▶ REQUIREMENTS
Return each line of the listing that contains the string "through".

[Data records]
#####

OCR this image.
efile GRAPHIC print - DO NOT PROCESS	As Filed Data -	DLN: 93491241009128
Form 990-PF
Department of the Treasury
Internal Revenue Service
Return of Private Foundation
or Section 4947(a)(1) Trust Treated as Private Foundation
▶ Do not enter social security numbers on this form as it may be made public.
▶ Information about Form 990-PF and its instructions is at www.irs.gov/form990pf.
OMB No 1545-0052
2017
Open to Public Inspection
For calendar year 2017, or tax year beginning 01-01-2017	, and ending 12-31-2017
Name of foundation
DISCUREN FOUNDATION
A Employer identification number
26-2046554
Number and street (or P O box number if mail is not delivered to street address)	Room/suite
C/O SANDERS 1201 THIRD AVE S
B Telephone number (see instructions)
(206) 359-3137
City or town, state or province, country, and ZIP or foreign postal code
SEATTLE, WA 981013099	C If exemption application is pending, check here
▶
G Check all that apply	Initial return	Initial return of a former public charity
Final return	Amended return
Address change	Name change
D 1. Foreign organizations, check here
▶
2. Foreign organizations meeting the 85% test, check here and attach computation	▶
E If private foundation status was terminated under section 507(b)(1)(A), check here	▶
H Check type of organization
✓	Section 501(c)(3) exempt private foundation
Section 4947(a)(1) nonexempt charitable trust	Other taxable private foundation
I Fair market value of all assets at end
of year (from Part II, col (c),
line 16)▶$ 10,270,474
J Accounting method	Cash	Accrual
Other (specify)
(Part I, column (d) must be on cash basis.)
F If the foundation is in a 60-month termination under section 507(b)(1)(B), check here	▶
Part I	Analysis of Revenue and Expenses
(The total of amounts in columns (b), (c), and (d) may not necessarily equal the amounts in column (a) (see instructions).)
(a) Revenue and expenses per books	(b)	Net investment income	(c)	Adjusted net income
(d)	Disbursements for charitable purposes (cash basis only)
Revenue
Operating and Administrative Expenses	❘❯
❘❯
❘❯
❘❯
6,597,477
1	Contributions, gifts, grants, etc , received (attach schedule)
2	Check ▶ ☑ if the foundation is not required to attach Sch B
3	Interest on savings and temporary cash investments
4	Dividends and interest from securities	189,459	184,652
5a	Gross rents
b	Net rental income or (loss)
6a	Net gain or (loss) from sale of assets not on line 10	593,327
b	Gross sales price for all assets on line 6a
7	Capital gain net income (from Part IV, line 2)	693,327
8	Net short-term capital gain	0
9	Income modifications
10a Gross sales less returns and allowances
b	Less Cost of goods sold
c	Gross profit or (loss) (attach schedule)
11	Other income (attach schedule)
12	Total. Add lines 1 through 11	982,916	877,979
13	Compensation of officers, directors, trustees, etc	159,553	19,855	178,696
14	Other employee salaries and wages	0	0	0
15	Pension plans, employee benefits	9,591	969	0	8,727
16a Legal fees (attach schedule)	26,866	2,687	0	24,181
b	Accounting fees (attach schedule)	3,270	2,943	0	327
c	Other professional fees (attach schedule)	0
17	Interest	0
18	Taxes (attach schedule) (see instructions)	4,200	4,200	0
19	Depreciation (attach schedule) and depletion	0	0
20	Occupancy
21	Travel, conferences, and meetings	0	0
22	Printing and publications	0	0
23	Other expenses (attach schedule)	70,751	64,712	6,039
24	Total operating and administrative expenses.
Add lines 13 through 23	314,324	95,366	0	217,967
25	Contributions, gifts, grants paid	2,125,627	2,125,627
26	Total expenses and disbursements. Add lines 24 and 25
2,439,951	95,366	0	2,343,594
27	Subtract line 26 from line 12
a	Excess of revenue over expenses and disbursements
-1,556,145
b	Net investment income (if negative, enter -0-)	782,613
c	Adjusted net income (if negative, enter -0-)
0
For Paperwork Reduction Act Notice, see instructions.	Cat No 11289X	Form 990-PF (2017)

#####

▶ RESULT FOR THIS EXERCISE
12	Total. Add lines 1 through 11	982,916	877,979
Add lines 13 through 23	314,324	95,366	0	217,967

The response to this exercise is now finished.